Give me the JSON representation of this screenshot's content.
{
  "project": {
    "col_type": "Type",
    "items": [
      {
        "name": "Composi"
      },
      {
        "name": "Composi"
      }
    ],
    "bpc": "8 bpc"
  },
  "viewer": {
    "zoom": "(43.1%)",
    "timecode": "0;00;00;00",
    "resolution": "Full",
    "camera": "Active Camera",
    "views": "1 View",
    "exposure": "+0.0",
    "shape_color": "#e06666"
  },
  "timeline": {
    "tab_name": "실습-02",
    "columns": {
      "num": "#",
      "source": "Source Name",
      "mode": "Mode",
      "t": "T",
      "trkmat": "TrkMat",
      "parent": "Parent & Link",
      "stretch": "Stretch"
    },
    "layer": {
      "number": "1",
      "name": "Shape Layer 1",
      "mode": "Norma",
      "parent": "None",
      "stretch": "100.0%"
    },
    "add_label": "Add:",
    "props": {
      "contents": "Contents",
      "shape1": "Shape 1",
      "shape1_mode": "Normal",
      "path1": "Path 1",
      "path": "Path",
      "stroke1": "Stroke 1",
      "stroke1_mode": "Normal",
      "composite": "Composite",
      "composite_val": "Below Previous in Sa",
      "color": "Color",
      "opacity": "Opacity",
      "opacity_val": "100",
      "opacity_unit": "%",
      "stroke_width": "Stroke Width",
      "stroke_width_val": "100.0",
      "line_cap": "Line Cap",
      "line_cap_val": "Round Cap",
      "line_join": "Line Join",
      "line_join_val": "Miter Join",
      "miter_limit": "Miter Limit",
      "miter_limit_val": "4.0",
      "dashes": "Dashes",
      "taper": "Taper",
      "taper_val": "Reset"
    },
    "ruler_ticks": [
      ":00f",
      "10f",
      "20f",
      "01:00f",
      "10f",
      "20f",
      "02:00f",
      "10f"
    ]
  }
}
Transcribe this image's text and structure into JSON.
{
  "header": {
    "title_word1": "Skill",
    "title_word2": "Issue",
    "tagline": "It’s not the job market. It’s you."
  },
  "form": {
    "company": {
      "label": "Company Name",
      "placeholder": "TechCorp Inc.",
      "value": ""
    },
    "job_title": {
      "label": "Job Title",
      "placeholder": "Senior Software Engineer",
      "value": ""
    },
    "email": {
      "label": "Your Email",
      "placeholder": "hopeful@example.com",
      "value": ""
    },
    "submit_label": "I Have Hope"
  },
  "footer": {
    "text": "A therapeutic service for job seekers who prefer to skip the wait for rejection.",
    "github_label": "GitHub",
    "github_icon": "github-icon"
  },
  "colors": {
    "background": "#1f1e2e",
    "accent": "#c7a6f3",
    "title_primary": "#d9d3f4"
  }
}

......

__WHAT THIS TASK INVOLVES__
All of the entries above should be written out again exactly.

__COMPLETE RESPONSE__
Give me the JSON representation of this screenshot's content.
{
  "project": {
    "col_type": "Type",
    "items": [
      {
        "name": "Composi"
      },
      {
        "name": "Composi"
      }
    ],
    "bpc": "8 bpc"
  },
  "viewer": {
    "zoom": "(43.1%)",
    "timecode": "0;00;00;00",
    "resolution": "Full",
    "camera": "Active Camera",
    "views": "1 View",
    "exposure": "+0.0",
    "shape_color": "#e06666"
  },
  "timeline": {
    "tab_name": "실습-02",
    "columns": {
      "num": "#",
      "source": "Source Name",
      "mode": "Mode",
      "t": "T",
      "trkmat": "TrkMat",
      "parent": "Parent & Link",
      "stretch": "Stretch"
    },
    "layer": {
      "number": "1",
      "name": "Shape Layer 1",
      "mode": "Norma",
      "parent": "None",
      "stretch": "100.0%"
    },
    "add_label": "Add:",
    "props": {
      "contents": "Contents",
      "shape1": "Shape 1",
      "shape1_mode": "Normal",
      "path1": "Path 1",
      "path": "Path",
      "stroke1": "Stroke 1",
      "stroke1_mode": "Normal",
      "composite": "Composite",
      "composite_val": "Below Previous in Sa",
      "color": "Color",
      "opacity": "Opacity",
      "opacity_val": "100",
      "opacity_unit": "%",
      "stroke_width": "Stroke Width",
      "stroke_width_val": "100.0",
      "line_cap": "Line Cap",
      "line_cap_val": "Round Cap",
      "line_join": "Line Join",
      "line_join_val": "Miter Join",
      "miter_limit": "Miter Limit",
      "miter_limit_val": "4.0",
      "dashes": "Dashes",
      "taper": "Taper",
      "taper_val": "Reset"
    },
    "ruler_ticks": [
      ":00f",
      "10f",
      "20f",
      "01:00f",
      "10f",
      "20f",
      "02:00f",
      "10f"
    ]
  }
}
Transcribe this image's text and structure into JSON.
{
  "header": {
    "title_word1": "Skill",
    "title_word2": "Issue",
    "tagline": "It’s not the job market. It’s you."
  },
  "form": {
    "company": {
      "label": "Company Name",
      "placeholder": "TechCorp Inc.",
      "value": ""
    },
    "job_title": {
      "label": "Job Title",
      "placeholder": "Senior Software Engineer",
      "value": ""
    },
    "email": {
      "label": "Your Email",
      "placeholder": "hopeful@example.com",
      "value": ""
    },
    "submit_label": "I Have Hope"
  },
  "footer": {
    "text": "A therapeutic service for job seekers who prefer to skip the wait for rejection.",
    "github_label": "GitHub",
    "github_icon": "github-icon"
  },
  "colors": {
    "background": "#1f1e2e",
    "accent": "#c7a6f3",
    "title_primary": "#d9d3f4"
  }
}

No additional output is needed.